# WHAT TO WORK ON:
Transcribe the material below exactly as it appears.

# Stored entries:
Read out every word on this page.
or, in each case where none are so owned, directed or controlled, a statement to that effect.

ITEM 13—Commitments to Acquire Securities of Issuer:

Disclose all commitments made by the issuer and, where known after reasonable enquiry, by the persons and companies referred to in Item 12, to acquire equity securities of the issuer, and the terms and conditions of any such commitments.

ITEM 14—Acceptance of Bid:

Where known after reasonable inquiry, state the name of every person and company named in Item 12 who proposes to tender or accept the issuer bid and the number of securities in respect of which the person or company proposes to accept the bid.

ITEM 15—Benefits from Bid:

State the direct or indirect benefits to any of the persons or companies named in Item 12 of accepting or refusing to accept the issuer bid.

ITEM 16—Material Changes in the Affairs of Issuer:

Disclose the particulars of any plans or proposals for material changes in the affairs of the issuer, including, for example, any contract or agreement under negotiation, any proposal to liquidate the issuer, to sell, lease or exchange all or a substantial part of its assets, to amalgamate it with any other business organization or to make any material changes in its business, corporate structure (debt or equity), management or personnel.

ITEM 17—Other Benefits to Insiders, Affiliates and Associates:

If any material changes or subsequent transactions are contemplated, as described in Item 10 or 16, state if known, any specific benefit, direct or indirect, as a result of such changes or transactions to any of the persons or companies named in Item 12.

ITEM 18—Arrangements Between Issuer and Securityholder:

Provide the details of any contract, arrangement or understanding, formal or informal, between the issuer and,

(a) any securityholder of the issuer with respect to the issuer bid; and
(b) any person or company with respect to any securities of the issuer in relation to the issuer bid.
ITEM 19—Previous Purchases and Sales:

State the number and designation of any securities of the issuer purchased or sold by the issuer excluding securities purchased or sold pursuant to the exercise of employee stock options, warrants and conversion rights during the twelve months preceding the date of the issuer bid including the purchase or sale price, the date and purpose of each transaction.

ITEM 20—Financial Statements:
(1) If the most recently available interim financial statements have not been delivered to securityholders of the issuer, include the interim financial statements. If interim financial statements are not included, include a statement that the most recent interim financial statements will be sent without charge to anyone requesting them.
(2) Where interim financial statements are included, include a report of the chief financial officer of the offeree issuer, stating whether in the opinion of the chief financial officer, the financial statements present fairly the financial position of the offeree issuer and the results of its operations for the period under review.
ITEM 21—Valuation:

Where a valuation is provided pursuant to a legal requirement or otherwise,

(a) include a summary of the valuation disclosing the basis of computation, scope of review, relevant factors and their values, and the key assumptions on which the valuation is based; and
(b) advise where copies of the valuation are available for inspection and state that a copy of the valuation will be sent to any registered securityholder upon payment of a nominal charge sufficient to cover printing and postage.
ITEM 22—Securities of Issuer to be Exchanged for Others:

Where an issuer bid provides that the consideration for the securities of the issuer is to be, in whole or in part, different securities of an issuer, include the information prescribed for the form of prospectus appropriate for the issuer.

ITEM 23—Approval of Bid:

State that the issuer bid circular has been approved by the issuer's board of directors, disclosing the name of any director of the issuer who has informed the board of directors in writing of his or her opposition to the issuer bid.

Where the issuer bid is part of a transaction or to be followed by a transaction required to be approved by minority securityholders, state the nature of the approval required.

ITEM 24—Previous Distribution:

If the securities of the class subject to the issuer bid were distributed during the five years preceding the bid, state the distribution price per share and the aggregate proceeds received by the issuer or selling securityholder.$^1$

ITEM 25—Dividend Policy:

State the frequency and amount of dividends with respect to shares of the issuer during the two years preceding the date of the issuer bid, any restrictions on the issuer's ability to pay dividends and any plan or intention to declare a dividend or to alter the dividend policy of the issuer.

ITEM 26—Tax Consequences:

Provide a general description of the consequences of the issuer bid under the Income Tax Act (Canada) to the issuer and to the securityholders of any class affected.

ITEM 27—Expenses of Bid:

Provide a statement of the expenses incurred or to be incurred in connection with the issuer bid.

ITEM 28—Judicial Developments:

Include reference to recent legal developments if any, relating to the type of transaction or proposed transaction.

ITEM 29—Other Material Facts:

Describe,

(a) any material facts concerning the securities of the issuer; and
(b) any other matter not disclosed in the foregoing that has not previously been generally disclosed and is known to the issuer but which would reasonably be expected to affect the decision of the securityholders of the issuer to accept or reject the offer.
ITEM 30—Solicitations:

# WRITTEN REPLY:
Read out every word on this page.
or, in each case where none are so owned, directed or controlled, a statement to that effect.

ITEM 13—Commitments to Acquire Securities of Issuer:

Disclose all commitments made by the issuer and, where known after reasonable enquiry, by the persons and companies referred to in Item 12, to acquire equity securities of the issuer, and the terms and conditions of any such commitments.

ITEM 14—Acceptance of Bid:

Where known after reasonable inquiry, state the name of every person and company named in Item 12 who proposes to tender or accept the issuer bid and the number of securities in respect of which the person or company proposes to accept the bid.

ITEM 15—Benefits from Bid:

State the direct or indirect benefits to any of the persons or companies named in Item 12 of accepting or refusing to accept the issuer bid.

ITEM 16—Material Changes in the Affairs of Issuer:

Disclose the particulars of any plans or proposals for material changes in the affairs of the issuer, including, for example, any contract or agreement under negotiation, any proposal to liquidate the issuer, to sell, lease or exchange all or a substantial part of its assets, to amalgamate it with any other business organization or to make any material changes in its business, corporate structure (debt or equity), management or personnel.

ITEM 17—Other Benefits to Insiders, Affiliates and Associates:

If any material changes or subsequent transactions are contemplated, as described in Item 10 or 16, state if known, any specific benefit, direct or indirect, as a result of such changes or transactions to any of the persons or companies named in Item 12.

ITEM 18—Arrangements Between Issuer and Securityholder:

Provide the details of any contract, arrangement or understanding, formal or informal, between the issuer and,

(a) any securityholder of the issuer with respect to the issuer bid; and
(b) any person or company with respect to any securities of the issuer in relation to the issuer bid.
ITEM 19—Previous Purchases and Sales:

State the number and designation of any securities of the issuer purchased or sold by the issuer excluding securities purchased or sold pursuant to the exercise of employee stock options, warrants and conversion rights during the twelve months preceding the date of the issuer bid including the purchase or sale price, the date and purpose of each transaction.

ITEM 20—Financial Statements:
(1) If the most recently available interim financial statements have not been delivered to securityholders of the issuer, include the interim financial statements. If interim financial statements are not included, include a statement that the most recent interim financial statements will be sent without charge to anyone requesting them.
(2) Where interim financial statements are included, include a report of the chief financial officer of the offeree issuer, stating whether in the opinion of the chief financial officer, the financial statements present fairly the financial position of the offeree issuer and the results of its operations for the period under review.
ITEM 21—Valuation:

Where a valuation is provided pursuant to a legal requirement or otherwise,

(a) include a summary of the valuation disclosing the basis of computation, scope of review, relevant factors and their values, and the key assumptions on which the valuation is based; and
(b) advise where copies of the valuation are available for inspection and state that a copy of the valuation will be sent to any registered securityholder upon payment of a nominal charge sufficient to cover printing and postage.
ITEM 22—Securities of Issuer to be Exchanged for Others:

Where an issuer bid provides that the consideration for the securities of the issuer is to be, in whole or in part, different securities of an issuer, include the information prescribed for the form of prospectus appropriate for the issuer.

ITEM 23—Approval of Bid:

State that the issuer bid circular has been approved by the issuer's board of directors, disclosing the name of any director of the issuer who has informed the board of directors in writing of his or her opposition to the issuer bid.

Where the issuer bid is part of a transaction or to be followed by a transaction required to be approved by minority securityholders, state the nature of the approval required.

ITEM 24—Previous Distribution:

If the securities of the class subject to the issuer bid were distributed during the five years preceding the bid, state the distribution price per share and the aggregate proceeds received by the issuer or selling securityholder.$^1$

ITEM 25—Dividend Policy:

State the frequency and amount of dividends with respect to shares of the issuer during the two years preceding the date of the issuer bid, any restrictions on the issuer's ability to pay dividends and any plan or intention to declare a dividend or to alter the dividend policy of the issuer.

ITEM 26—Tax Consequences:

Provide a general description of the consequences of the issuer bid under the Income Tax Act (Canada) to the issuer and to the securityholders of any class affected.

ITEM 27—Expenses of Bid:

Provide a statement of the expenses incurred or to be incurred in connection with the issuer bid.

ITEM 28—Judicial Developments:

Include reference to recent legal developments if any, relating to the type of transaction or proposed transaction.

ITEM 29—Other Material Facts:

Describe,

(a) any material facts concerning the securities of the issuer; and
(b) any other matter not disclosed in the foregoing that has not previously been generally disclosed and is known to the issuer but which would reasonably be expected to affect the decision of the securityholders of the issuer to accept or reject the offer.
ITEM 30—Solicitations:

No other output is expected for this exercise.